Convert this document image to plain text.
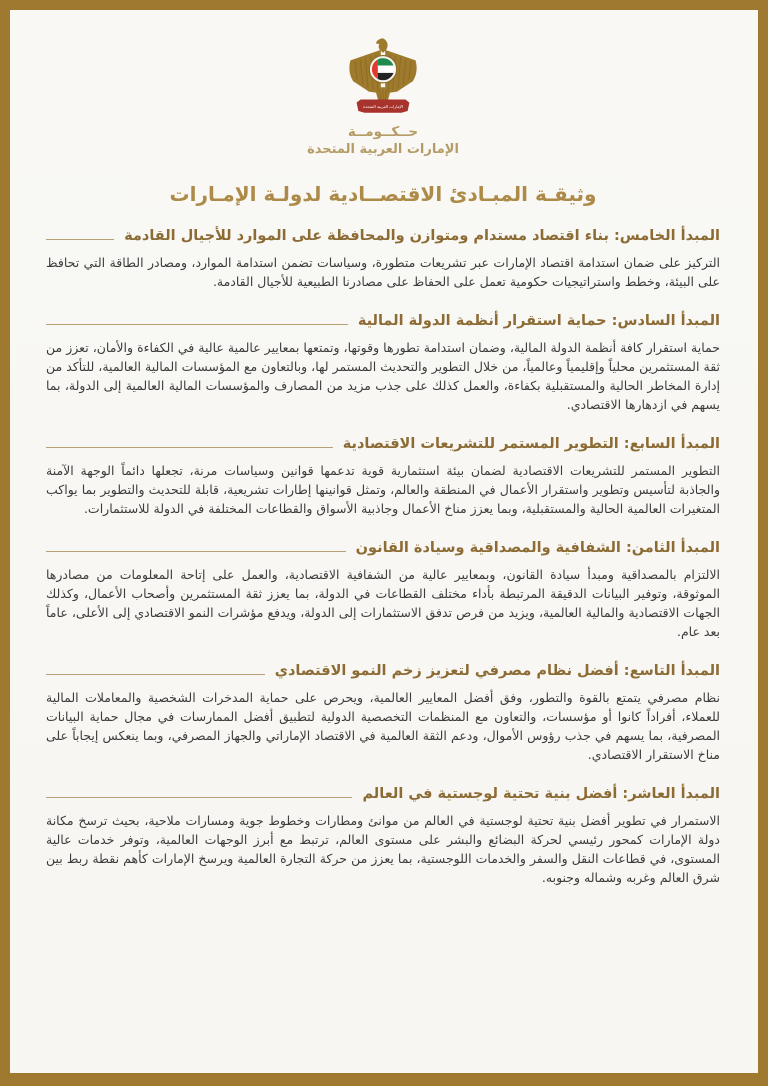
الإمارات العربية المتحدة
حــكــومــة
الإمارات العربية المتحدة
وثيقـة المبـادئ الاقتصــادية لدولـة الإمـارات
المبدأ الخامس: بناء اقتصاد مستدام ومتوازن والمحافظة على الموارد للأجيال القادمة

التركيز على ضمان استدامة اقتصاد الإمارات عبر تشريعات متطورة، وسياسات تضمن استدامة الموارد، ومصادر الطاقة التي تحافظ على البيئة، وخطط واستراتيجيات حكومية تعمل على الحفاظ على مصادرنا الطبيعية للأجيال القادمة.

المبدأ السادس: حماية استقرار أنظمة الدولة المالية

حماية استقرار كافة أنظمة الدولة المالية، وضمان استدامة تطورها وقوتها، وتمتعها بمعايير عالمية عالية في الكفاءة والأمان، تعزز من ثقة المستثمرين محلياً وإقليمياً وعالمياً، من خلال التطوير والتحديث المستمر لها، وبالتعاون مع المؤسسات المالية العالمية، للتأكد من إدارة المخاطر الحالية والمستقبلية بكفاءة، والعمل كذلك على جذب مزيد من المصارف والمؤسسات المالية العالمية إلى الدولة، بما يسهم في ازدهارها الاقتصادي.

المبدأ السابع: التطوير المستمر للتشريعات الاقتصادية

التطوير المستمر للتشريعات الاقتصادية لضمان بيئة استثمارية قوية تدعمها قوانين وسياسات مرنة، تجعلها دائماً الوجهة الآمنة والجاذبة لتأسيس وتطوير واستقرار الأعمال في المنطقة والعالم، وتمثل قوانينها إطارات تشريعية، قابلة للتحديث والتطوير بما يواكب المتغيرات العالمية الحالية والمستقبلية، وبما يعزز مناخ الأعمال وجاذبية الأسواق والقطاعات المختلفة في الدولة للاستثمارات.

المبدأ الثامن: الشفافية والمصداقية وسيادة القانون

الالتزام بالمصداقية ومبدأ سيادة القانون، وبمعايير عالية من الشفافية الاقتصادية، والعمل على إتاحة المعلومات من مصادرها الموثوقة، وتوفير البيانات الدقيقة المرتبطة بأداء مختلف القطاعات في الدولة، بما يعزز ثقة المستثمرين وأصحاب الأعمال، وكذلك الجهات الاقتصادية والمالية العالمية، ويزيد من فرص تدفق الاستثمارات إلى الدولة، ويدفع مؤشرات النمو الاقتصادي إلى الأعلى، عاماً بعد عام.

المبدأ التاسع: أفضل نظام مصرفي لتعزيز زخم النمو الاقتصادي

نظام مصرفي يتمتع بالقوة والتطور، وفق أفضل المعايير العالمية، ويحرص على حماية المدخرات الشخصية والمعاملات المالية للعملاء، أفراداً كانوا أو مؤسسات، والتعاون مع المنظمات التخصصية الدولية لتطبيق أفضل الممارسات في مجال حماية البيانات المصرفية، بما يسهم في جذب رؤوس الأموال، ودعم الثقة العالمية في الاقتصاد الإماراتي والجهاز المصرفي، وبما ينعكس إيجاباً على مناخ الاستقرار الاقتصادي.

المبدأ العاشر: أفضل بنية تحتية لوجستية في العالم

الاستمرار في تطوير أفضل بنية تحتية لوجستية في العالم من موانئ ومطارات وخطوط جوية ومسارات ملاحية، بحيث ترسخ مكانة دولة الإمارات كمحور رئيسي لحركة البضائع والبشر على مستوى العالم، ترتبط مع أبرز الوجهات العالمية، وتوفر خدمات عالية المستوى، في قطاعات النقل والسفر والخدمات اللوجستية، بما يعزز من حركة التجارة العالمية ويرسخ الإمارات كأهم نقطة ربط بين شرق العالم وغربه وشماله وجنوبه.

* Given problem *
Repeat the lines above exactly, and keep every picture out.

* Output for this task *
Convert this document image to plain text.
الإمارات العربية المتحدة
حــكــومــة
الإمارات العربية المتحدة
وثيقـة المبـادئ الاقتصــادية لدولـة الإمـارات
المبدأ الخامس: بناء اقتصاد مستدام ومتوازن والمحافظة على الموارد للأجيال القادمة

التركيز على ضمان استدامة اقتصاد الإمارات عبر تشريعات متطورة، وسياسات تضمن استدامة الموارد، ومصادر الطاقة التي تحافظ على البيئة، وخطط واستراتيجيات حكومية تعمل على الحفاظ على مصادرنا الطبيعية للأجيال القادمة.

المبدأ السادس: حماية استقرار أنظمة الدولة المالية

حماية استقرار كافة أنظمة الدولة المالية، وضمان استدامة تطورها وقوتها، وتمتعها بمعايير عالمية عالية في الكفاءة والأمان، تعزز من ثقة المستثمرين محلياً وإقليمياً وعالمياً، من خلال التطوير والتحديث المستمر لها، وبالتعاون مع المؤسسات المالية العالمية، للتأكد من إدارة المخاطر الحالية والمستقبلية بكفاءة، والعمل كذلك على جذب مزيد من المصارف والمؤسسات المالية العالمية إلى الدولة، بما يسهم في ازدهارها الاقتصادي.

المبدأ السابع: التطوير المستمر للتشريعات الاقتصادية

التطوير المستمر للتشريعات الاقتصادية لضمان بيئة استثمارية قوية تدعمها قوانين وسياسات مرنة، تجعلها دائماً الوجهة الآمنة والجاذبة لتأسيس وتطوير واستقرار الأعمال في المنطقة والعالم، وتمثل قوانينها إطارات تشريعية، قابلة للتحديث والتطوير بما يواكب المتغيرات العالمية الحالية والمستقبلية، وبما يعزز مناخ الأعمال وجاذبية الأسواق والقطاعات المختلفة في الدولة للاستثمارات.

المبدأ الثامن: الشفافية والمصداقية وسيادة القانون

الالتزام بالمصداقية ومبدأ سيادة القانون، وبمعايير عالية من الشفافية الاقتصادية، والعمل على إتاحة المعلومات من مصادرها الموثوقة، وتوفير البيانات الدقيقة المرتبطة بأداء مختلف القطاعات في الدولة، بما يعزز ثقة المستثمرين وأصحاب الأعمال، وكذلك الجهات الاقتصادية والمالية العالمية، ويزيد من فرص تدفق الاستثمارات إلى الدولة، ويدفع مؤشرات النمو الاقتصادي إلى الأعلى، عاماً بعد عام.

المبدأ التاسع: أفضل نظام مصرفي لتعزيز زخم النمو الاقتصادي

نظام مصرفي يتمتع بالقوة والتطور، وفق أفضل المعايير العالمية، ويحرص على حماية المدخرات الشخصية والمعاملات المالية للعملاء، أفراداً كانوا أو مؤسسات، والتعاون مع المنظمات التخصصية الدولية لتطبيق أفضل الممارسات في مجال حماية البيانات المصرفية، بما يسهم في جذب رؤوس الأموال، ودعم الثقة العالمية في الاقتصاد الإماراتي والجهاز المصرفي، وبما ينعكس إيجاباً على مناخ الاستقرار الاقتصادي.

المبدأ العاشر: أفضل بنية تحتية لوجستية في العالم

الاستمرار في تطوير أفضل بنية تحتية لوجستية في العالم من موانئ ومطارات وخطوط جوية ومسارات ملاحية، بحيث ترسخ مكانة دولة الإمارات كمحور رئيسي لحركة البضائع والبشر على مستوى العالم، ترتبط مع أبرز الوجهات العالمية، وتوفر خدمات عالية المستوى، في قطاعات النقل والسفر والخدمات اللوجستية، بما يعزز من حركة التجارة العالمية ويرسخ الإمارات كأهم نقطة ربط بين شرق العالم وغربه وشماله وجنوبه.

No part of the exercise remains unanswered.